Look through the material below for "الطويل". Copy every line that contains it.

Stored records
'''

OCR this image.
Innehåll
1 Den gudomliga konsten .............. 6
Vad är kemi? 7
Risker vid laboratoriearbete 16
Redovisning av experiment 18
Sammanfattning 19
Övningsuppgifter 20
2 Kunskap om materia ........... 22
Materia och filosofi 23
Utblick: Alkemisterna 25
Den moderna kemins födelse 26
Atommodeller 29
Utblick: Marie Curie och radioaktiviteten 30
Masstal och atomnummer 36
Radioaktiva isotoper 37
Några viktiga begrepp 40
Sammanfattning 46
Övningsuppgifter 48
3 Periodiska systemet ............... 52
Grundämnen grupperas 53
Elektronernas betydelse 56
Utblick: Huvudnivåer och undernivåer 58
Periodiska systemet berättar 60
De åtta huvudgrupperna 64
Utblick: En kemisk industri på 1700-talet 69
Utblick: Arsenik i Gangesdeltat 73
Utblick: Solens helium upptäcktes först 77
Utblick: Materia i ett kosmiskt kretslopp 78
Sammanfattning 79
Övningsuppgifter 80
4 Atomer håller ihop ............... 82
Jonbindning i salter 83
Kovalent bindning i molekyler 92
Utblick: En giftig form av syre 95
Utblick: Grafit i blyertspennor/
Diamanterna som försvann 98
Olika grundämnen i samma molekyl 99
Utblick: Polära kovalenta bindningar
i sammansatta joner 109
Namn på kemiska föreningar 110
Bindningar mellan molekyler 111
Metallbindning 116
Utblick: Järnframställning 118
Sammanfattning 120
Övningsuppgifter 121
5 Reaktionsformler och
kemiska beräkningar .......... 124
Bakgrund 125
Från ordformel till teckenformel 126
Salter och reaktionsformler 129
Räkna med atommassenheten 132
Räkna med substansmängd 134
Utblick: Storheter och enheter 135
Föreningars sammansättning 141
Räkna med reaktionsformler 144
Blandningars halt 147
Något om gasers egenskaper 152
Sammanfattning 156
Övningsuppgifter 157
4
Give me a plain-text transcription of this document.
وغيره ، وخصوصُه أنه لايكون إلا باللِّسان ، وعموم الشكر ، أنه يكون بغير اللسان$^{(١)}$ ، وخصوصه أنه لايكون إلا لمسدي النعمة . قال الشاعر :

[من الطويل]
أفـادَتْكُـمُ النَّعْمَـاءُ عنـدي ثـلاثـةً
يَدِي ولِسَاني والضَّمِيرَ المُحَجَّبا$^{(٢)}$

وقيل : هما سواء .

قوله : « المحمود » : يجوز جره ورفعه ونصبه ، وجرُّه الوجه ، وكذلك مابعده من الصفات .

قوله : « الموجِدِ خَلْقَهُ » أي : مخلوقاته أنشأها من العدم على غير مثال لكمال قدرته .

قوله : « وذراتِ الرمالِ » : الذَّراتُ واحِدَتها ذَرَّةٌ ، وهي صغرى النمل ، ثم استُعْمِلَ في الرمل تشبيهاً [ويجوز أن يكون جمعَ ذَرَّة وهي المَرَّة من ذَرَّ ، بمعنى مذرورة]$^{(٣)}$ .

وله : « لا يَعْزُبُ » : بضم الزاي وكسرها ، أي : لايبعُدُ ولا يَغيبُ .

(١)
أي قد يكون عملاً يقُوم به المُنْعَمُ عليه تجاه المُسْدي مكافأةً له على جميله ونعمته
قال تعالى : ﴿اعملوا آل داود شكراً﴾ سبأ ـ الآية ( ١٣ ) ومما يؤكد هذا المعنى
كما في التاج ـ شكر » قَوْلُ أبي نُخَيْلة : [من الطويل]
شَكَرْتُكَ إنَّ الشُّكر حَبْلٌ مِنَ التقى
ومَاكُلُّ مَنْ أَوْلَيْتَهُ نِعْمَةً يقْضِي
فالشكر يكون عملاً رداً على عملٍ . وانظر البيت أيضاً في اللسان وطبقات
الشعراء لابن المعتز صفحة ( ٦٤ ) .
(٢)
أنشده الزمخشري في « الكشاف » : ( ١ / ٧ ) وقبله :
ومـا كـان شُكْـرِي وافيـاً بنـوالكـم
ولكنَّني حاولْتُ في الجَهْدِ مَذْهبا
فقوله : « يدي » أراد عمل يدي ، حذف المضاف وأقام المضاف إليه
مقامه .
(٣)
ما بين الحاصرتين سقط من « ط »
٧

'''

### Problem solution
[من الطويل]
كما في التاج ـ شكر » قَوْلُ أبي نُخَيْلة : [من الطويل]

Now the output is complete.